== SET TASK ==
The answer is a single number: how many lines hold the string "seran".

== Stored entries ==
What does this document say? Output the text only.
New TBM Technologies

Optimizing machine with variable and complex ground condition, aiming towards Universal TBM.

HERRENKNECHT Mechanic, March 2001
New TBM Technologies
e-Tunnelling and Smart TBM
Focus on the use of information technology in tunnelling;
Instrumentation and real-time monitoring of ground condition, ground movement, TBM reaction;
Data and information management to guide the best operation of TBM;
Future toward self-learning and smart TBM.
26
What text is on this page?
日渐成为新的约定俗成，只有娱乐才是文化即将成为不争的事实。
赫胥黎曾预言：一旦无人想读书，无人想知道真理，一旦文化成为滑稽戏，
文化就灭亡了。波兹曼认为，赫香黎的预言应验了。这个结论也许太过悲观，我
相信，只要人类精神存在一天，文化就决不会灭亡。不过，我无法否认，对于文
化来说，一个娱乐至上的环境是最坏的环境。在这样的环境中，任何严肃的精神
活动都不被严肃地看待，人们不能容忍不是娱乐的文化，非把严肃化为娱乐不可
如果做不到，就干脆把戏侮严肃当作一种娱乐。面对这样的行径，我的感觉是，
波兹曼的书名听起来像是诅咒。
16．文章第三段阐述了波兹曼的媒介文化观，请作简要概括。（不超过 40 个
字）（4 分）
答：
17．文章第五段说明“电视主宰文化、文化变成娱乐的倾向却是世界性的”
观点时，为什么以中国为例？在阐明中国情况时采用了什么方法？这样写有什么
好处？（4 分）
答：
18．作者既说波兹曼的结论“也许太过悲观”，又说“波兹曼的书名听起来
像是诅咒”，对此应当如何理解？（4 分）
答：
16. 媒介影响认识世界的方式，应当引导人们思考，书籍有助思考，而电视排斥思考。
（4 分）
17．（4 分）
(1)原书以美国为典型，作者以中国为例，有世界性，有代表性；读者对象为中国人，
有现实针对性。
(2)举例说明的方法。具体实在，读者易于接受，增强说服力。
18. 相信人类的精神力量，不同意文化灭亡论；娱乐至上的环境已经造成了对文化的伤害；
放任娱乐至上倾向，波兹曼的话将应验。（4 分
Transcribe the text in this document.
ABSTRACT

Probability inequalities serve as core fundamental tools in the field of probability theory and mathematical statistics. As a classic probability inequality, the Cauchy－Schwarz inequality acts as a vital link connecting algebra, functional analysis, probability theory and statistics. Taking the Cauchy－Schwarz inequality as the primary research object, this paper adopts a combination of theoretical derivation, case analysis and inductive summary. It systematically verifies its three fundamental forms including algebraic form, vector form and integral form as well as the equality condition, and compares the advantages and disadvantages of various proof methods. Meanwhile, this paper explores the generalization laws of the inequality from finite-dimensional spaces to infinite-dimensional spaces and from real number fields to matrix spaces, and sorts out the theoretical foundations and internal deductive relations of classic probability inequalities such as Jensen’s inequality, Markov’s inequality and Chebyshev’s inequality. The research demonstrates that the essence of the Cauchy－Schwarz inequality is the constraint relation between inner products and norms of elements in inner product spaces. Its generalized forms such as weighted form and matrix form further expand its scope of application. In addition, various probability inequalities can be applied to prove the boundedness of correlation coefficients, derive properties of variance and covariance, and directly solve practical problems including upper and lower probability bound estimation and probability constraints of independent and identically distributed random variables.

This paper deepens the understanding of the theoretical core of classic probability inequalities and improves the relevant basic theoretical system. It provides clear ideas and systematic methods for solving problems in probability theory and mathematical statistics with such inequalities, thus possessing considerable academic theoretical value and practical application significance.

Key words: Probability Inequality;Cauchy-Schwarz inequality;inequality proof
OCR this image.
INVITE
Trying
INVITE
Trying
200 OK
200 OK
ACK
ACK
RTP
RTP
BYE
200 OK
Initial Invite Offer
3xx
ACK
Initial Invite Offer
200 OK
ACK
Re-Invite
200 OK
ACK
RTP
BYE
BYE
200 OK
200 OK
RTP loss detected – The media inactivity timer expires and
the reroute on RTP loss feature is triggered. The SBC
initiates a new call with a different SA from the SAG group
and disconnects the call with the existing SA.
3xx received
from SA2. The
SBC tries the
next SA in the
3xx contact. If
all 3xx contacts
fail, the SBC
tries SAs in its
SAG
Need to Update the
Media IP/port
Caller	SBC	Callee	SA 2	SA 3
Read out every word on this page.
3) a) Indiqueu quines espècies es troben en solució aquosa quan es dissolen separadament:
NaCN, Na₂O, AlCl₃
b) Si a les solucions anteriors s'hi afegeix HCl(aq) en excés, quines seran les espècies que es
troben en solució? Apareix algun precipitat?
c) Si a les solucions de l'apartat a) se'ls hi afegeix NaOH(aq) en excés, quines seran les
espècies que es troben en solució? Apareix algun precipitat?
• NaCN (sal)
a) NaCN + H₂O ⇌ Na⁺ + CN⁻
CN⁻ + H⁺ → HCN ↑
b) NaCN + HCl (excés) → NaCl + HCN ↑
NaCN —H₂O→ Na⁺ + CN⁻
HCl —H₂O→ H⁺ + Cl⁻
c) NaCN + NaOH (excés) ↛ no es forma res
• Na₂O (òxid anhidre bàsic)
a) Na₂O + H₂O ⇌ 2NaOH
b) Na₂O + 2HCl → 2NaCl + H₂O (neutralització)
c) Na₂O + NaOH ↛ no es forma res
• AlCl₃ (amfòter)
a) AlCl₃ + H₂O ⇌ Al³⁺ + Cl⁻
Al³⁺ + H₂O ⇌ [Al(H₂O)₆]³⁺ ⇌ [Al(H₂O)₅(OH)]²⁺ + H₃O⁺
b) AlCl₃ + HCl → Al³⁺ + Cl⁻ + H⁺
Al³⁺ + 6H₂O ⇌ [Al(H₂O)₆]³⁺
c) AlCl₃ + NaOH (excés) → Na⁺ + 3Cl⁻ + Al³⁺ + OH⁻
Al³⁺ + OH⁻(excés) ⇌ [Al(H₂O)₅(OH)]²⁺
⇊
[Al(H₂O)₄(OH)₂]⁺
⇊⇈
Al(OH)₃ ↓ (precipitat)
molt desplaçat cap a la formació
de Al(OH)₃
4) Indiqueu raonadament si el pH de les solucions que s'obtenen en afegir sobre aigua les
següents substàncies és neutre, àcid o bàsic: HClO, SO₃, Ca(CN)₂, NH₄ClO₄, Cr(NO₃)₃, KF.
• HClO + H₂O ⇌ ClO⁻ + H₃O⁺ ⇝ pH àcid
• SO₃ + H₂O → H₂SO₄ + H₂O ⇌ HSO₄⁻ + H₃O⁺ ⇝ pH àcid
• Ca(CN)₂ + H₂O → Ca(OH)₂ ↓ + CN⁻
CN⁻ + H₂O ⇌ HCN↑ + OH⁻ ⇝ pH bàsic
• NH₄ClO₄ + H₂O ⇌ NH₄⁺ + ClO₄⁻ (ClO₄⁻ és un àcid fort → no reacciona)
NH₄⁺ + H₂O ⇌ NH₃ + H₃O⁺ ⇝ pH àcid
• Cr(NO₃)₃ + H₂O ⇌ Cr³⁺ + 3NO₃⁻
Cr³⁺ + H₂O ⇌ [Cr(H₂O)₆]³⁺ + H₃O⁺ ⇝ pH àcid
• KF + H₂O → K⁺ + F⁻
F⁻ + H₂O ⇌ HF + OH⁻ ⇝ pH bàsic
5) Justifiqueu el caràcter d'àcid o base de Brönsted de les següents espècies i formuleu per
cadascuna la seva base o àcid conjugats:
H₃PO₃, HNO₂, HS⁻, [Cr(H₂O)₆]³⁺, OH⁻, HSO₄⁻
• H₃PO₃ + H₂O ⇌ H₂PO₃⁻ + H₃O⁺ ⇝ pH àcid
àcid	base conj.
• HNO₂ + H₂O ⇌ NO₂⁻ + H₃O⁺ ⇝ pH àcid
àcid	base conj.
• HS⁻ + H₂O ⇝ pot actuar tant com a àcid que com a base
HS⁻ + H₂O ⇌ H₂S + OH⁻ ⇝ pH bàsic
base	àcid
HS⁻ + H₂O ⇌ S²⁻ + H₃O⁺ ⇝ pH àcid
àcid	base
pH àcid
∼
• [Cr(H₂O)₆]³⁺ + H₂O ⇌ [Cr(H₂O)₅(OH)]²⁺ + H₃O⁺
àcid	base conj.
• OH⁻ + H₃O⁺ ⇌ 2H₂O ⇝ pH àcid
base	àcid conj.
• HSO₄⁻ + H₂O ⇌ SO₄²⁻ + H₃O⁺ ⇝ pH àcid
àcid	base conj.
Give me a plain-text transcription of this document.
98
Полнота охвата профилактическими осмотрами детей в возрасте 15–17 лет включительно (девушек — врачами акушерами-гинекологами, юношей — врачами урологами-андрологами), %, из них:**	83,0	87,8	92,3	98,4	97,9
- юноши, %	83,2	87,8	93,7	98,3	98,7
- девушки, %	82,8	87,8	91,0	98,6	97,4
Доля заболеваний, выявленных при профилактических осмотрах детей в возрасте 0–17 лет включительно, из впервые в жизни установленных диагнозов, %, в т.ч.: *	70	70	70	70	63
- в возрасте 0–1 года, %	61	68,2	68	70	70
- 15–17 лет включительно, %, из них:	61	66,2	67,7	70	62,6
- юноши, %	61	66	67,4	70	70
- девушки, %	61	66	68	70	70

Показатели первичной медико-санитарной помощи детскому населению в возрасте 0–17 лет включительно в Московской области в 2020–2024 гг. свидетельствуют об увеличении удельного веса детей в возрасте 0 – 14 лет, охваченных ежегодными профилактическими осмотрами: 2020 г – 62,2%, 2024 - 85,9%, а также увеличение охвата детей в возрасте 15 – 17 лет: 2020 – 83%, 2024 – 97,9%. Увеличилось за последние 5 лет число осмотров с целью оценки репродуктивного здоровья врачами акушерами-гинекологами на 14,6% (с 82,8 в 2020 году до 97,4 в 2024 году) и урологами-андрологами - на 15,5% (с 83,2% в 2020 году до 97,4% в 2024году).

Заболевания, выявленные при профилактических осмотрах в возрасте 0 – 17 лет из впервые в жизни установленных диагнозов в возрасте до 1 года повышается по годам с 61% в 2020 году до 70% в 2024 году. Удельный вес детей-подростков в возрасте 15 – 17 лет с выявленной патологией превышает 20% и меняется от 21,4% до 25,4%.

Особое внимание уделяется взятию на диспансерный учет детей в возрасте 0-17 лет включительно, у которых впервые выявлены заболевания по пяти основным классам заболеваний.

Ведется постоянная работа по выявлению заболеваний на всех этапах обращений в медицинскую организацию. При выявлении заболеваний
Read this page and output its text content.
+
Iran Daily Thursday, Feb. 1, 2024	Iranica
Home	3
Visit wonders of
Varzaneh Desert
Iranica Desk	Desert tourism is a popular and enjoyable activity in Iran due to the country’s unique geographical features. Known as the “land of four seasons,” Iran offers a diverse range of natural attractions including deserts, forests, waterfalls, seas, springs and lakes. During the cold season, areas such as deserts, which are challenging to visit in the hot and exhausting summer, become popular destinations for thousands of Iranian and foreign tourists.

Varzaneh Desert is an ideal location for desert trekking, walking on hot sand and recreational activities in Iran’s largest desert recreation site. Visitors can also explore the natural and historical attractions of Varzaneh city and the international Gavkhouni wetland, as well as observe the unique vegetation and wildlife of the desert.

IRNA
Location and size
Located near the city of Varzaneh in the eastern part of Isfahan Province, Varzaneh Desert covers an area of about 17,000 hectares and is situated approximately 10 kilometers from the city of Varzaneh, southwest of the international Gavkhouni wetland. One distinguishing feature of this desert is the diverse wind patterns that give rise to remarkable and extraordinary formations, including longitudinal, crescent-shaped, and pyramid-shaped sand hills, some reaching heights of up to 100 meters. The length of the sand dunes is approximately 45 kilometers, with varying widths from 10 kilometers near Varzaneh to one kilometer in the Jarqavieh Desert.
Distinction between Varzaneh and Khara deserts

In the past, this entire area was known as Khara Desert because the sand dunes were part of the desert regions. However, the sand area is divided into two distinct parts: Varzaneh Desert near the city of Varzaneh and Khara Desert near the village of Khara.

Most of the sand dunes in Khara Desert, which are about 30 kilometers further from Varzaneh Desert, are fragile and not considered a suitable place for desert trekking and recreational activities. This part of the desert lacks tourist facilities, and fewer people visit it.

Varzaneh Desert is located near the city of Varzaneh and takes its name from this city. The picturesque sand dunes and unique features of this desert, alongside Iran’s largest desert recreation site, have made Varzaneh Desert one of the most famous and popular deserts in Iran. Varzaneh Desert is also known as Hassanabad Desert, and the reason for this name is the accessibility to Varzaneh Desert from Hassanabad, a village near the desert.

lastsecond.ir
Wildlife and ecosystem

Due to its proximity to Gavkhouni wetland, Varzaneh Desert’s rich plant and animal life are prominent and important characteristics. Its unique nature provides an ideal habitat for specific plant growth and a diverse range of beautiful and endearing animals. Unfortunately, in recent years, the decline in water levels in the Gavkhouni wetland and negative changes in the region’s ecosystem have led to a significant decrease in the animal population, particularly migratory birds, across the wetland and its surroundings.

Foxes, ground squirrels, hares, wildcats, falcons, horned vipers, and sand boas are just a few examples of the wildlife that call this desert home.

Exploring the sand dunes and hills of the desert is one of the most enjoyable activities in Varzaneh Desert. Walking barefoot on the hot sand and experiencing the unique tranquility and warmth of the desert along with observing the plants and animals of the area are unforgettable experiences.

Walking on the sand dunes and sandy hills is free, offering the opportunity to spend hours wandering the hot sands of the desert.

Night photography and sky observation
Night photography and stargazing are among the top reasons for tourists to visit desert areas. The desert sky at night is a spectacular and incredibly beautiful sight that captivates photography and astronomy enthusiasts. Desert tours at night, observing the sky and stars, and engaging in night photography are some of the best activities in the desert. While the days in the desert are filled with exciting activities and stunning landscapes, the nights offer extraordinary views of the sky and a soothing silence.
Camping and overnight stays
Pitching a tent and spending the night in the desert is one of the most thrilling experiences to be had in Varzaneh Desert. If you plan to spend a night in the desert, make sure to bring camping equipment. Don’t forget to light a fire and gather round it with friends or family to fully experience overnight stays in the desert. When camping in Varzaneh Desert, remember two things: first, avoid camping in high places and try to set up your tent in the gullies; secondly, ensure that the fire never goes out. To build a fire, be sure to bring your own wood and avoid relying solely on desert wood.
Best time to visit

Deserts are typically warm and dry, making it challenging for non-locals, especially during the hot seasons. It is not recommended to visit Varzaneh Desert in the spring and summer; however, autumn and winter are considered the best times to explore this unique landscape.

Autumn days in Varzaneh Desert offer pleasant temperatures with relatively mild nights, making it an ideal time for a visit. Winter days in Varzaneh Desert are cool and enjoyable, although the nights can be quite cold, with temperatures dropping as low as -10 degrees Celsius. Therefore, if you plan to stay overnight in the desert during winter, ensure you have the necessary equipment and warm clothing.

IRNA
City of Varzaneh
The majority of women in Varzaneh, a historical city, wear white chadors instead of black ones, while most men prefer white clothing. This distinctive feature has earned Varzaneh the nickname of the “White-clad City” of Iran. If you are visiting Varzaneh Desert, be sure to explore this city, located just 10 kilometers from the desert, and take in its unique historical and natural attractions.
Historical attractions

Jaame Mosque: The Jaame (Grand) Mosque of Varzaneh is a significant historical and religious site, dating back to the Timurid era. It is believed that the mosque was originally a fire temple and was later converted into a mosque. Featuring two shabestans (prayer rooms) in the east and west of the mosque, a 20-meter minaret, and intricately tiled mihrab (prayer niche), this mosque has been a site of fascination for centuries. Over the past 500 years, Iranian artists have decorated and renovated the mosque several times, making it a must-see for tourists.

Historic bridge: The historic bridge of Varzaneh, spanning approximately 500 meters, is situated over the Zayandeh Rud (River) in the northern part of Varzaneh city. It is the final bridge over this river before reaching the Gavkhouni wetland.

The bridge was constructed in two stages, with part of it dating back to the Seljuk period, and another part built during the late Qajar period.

== RESPONSE BELOW ==
2